Requirements
Format everything from the start of the entries below down to the line containing "hero-text-line: rerum ex. [192,567,258,586]", that line included, as a numbered list with blank lines omitted.
** Begin Records provided **
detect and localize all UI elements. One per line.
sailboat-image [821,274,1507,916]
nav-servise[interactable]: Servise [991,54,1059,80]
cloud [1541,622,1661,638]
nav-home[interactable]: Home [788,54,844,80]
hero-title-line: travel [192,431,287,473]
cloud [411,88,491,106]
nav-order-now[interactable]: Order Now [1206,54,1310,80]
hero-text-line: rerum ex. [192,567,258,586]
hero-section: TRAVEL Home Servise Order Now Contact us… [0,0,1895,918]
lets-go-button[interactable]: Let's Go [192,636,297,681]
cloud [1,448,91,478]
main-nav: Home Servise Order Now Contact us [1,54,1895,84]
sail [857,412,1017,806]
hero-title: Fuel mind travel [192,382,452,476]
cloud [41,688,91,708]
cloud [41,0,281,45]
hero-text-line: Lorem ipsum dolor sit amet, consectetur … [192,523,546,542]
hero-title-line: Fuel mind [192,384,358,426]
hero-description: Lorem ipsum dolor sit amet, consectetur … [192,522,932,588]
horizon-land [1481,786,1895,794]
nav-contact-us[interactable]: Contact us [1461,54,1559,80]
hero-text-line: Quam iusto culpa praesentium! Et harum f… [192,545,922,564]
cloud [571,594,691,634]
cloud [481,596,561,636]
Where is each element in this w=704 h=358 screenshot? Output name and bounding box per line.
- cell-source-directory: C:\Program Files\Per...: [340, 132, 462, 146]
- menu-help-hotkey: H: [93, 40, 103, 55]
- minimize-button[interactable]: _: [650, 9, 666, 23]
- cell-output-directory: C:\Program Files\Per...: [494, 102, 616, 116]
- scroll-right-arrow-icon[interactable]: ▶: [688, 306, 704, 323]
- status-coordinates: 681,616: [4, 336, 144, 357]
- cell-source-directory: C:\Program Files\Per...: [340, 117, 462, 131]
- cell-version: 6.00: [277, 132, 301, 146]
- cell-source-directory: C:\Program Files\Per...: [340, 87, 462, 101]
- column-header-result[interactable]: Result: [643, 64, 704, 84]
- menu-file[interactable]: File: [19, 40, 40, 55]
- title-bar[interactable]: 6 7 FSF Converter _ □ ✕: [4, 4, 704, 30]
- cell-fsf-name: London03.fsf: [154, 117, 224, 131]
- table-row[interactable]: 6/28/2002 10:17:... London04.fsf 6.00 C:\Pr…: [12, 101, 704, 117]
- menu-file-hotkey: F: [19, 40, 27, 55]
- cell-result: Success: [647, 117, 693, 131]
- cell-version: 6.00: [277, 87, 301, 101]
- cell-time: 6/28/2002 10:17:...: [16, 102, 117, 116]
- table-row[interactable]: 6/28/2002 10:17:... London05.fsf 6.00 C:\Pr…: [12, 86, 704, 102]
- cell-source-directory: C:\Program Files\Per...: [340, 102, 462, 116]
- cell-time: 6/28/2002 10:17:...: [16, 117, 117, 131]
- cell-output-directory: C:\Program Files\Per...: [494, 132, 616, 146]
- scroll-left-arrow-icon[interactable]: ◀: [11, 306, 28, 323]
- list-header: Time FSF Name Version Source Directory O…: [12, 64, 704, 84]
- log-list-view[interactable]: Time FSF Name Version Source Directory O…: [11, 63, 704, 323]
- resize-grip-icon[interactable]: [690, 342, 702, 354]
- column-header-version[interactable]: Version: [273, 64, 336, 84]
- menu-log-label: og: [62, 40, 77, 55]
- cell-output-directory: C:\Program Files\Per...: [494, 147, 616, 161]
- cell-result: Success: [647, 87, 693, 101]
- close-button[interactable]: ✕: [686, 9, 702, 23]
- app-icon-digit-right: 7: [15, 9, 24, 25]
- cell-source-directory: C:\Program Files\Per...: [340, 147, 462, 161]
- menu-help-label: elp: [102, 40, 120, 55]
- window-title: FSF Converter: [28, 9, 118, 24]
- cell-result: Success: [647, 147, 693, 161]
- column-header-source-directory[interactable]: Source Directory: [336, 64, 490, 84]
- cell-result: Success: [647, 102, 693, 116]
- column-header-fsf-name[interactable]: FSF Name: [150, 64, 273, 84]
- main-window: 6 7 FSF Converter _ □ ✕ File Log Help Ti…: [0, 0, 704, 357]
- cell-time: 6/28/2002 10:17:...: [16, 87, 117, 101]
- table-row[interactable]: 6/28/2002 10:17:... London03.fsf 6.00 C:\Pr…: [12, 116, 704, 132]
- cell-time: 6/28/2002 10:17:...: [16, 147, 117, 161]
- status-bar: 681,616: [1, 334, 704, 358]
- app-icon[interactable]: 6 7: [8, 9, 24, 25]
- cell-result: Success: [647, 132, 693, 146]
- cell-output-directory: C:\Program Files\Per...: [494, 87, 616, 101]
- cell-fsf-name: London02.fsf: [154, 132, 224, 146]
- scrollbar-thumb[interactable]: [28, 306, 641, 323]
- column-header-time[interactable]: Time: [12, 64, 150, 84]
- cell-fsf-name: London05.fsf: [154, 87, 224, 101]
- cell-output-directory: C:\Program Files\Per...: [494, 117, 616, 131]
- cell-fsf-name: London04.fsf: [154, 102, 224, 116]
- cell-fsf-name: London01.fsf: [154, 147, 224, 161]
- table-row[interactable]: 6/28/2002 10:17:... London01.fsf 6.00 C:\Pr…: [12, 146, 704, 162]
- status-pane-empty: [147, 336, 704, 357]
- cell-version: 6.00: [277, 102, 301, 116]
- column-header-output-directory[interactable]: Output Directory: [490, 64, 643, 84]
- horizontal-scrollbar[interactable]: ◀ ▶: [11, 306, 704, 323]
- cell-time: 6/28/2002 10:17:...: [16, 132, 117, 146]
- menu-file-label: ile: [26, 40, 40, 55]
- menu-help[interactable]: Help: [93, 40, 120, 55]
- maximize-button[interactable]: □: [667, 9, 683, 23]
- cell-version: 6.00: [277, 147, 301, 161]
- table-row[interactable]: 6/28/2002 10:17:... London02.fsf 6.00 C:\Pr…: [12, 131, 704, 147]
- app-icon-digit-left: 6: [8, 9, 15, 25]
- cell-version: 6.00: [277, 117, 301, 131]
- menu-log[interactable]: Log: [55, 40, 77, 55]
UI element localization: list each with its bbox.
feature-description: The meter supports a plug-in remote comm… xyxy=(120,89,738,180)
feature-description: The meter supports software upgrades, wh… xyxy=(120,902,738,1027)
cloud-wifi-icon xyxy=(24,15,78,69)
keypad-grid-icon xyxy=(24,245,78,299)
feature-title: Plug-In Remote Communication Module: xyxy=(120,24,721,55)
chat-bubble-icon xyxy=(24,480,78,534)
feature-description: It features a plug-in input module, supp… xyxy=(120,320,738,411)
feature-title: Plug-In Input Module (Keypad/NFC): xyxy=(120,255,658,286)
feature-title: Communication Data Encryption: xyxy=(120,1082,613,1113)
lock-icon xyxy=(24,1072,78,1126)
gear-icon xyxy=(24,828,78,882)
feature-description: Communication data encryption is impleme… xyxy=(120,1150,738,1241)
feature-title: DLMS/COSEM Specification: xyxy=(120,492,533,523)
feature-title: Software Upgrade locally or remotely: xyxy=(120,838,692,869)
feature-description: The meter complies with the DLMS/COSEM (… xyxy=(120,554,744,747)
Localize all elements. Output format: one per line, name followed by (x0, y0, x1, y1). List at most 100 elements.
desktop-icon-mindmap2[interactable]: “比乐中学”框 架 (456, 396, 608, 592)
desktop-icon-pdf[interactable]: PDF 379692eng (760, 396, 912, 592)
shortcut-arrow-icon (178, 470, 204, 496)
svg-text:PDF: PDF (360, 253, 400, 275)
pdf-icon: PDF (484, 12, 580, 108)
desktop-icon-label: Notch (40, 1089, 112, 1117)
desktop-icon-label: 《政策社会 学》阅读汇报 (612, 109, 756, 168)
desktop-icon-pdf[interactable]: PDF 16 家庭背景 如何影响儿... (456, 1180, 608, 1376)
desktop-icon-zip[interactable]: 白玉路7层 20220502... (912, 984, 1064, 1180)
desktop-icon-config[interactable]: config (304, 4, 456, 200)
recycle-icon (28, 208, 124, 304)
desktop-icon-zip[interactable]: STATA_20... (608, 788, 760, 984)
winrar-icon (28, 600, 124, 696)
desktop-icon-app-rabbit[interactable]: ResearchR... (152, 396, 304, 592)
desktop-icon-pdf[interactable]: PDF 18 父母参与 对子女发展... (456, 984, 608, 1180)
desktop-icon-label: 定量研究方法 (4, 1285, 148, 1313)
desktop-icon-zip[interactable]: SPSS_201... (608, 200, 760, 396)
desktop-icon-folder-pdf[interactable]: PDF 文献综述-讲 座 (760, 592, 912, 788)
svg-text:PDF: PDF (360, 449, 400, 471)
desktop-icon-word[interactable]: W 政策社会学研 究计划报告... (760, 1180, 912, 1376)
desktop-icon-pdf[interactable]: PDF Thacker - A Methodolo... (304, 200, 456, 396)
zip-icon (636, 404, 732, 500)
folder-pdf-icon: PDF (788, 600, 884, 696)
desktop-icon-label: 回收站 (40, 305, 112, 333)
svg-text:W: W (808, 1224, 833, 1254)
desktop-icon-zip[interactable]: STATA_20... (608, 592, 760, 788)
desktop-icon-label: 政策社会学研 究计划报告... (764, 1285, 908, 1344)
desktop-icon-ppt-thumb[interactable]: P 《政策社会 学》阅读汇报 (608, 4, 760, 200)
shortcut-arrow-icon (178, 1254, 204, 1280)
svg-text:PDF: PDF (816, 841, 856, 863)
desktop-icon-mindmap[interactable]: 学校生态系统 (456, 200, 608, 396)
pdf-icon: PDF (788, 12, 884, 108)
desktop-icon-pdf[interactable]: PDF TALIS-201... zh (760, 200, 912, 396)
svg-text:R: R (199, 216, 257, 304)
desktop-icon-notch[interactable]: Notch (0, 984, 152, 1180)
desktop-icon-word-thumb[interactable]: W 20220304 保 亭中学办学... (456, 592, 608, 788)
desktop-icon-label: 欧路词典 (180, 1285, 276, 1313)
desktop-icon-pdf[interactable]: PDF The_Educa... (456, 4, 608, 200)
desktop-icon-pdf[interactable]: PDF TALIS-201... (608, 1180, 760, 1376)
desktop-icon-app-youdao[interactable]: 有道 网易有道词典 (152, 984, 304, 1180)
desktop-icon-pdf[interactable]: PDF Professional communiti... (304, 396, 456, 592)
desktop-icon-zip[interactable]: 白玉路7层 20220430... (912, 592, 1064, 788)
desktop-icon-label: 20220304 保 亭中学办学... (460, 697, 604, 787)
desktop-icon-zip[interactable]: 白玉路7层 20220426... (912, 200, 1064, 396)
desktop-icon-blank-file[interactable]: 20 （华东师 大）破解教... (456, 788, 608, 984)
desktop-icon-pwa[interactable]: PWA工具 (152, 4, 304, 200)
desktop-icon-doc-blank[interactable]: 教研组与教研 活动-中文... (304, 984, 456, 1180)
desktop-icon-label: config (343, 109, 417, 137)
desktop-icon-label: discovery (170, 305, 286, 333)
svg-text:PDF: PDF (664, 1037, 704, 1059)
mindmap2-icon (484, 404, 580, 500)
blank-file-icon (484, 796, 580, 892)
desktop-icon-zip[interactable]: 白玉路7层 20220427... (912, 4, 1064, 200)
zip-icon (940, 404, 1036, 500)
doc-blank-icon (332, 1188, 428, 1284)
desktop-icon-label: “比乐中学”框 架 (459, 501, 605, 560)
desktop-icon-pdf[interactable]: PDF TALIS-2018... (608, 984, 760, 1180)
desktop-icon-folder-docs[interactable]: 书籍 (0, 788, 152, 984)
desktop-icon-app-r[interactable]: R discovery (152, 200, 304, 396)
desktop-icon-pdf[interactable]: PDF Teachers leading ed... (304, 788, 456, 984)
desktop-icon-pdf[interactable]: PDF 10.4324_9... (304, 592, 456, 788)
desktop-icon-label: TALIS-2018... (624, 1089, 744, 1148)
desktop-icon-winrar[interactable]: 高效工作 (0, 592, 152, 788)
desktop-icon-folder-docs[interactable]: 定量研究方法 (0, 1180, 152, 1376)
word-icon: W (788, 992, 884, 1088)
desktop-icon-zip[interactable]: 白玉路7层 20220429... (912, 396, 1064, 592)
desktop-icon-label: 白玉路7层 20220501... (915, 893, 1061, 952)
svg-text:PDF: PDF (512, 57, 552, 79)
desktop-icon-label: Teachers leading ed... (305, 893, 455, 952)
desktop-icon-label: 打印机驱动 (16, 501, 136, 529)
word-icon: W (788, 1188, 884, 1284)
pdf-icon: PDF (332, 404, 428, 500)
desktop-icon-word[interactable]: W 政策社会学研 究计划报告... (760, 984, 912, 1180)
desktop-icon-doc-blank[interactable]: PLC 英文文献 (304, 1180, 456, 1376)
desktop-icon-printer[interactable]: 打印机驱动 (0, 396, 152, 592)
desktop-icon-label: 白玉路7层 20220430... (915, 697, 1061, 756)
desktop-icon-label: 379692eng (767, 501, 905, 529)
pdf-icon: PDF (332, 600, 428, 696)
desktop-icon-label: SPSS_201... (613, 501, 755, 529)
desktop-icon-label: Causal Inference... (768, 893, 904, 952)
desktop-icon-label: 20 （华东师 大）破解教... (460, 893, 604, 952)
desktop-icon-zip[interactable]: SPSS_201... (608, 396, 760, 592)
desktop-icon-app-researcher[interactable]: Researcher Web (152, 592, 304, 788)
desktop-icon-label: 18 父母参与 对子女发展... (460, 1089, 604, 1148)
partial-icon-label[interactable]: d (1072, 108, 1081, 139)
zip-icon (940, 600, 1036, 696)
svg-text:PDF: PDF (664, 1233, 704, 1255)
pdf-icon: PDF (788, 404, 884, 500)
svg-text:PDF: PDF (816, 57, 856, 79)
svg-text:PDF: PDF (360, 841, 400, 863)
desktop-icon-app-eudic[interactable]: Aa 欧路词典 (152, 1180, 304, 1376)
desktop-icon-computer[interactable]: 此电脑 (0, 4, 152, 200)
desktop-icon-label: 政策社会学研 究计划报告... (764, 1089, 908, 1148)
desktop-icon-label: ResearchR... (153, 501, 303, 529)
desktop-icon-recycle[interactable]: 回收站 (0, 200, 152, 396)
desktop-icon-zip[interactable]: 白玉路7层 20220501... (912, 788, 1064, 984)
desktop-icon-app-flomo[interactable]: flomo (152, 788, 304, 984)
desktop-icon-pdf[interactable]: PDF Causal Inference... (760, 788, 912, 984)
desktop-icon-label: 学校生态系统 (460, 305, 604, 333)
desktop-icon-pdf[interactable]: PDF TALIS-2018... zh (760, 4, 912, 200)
** End Records provided **
Completed task
1. detect and localize all UI elements. One per line.
2. sailboat-image [821,274,1507,916]
3. nav-servise[interactable]: Servise [991,54,1059,80]
4. cloud [1541,622,1661,638]
5. nav-home[interactable]: Home [788,54,844,80]
6. hero-title-line: travel [192,431,287,473]
7. cloud [411,88,491,106]
8. nav-order-now[interactable]: Order Now [1206,54,1310,80]
9. hero-text-line: rerum ex. [192,567,258,586]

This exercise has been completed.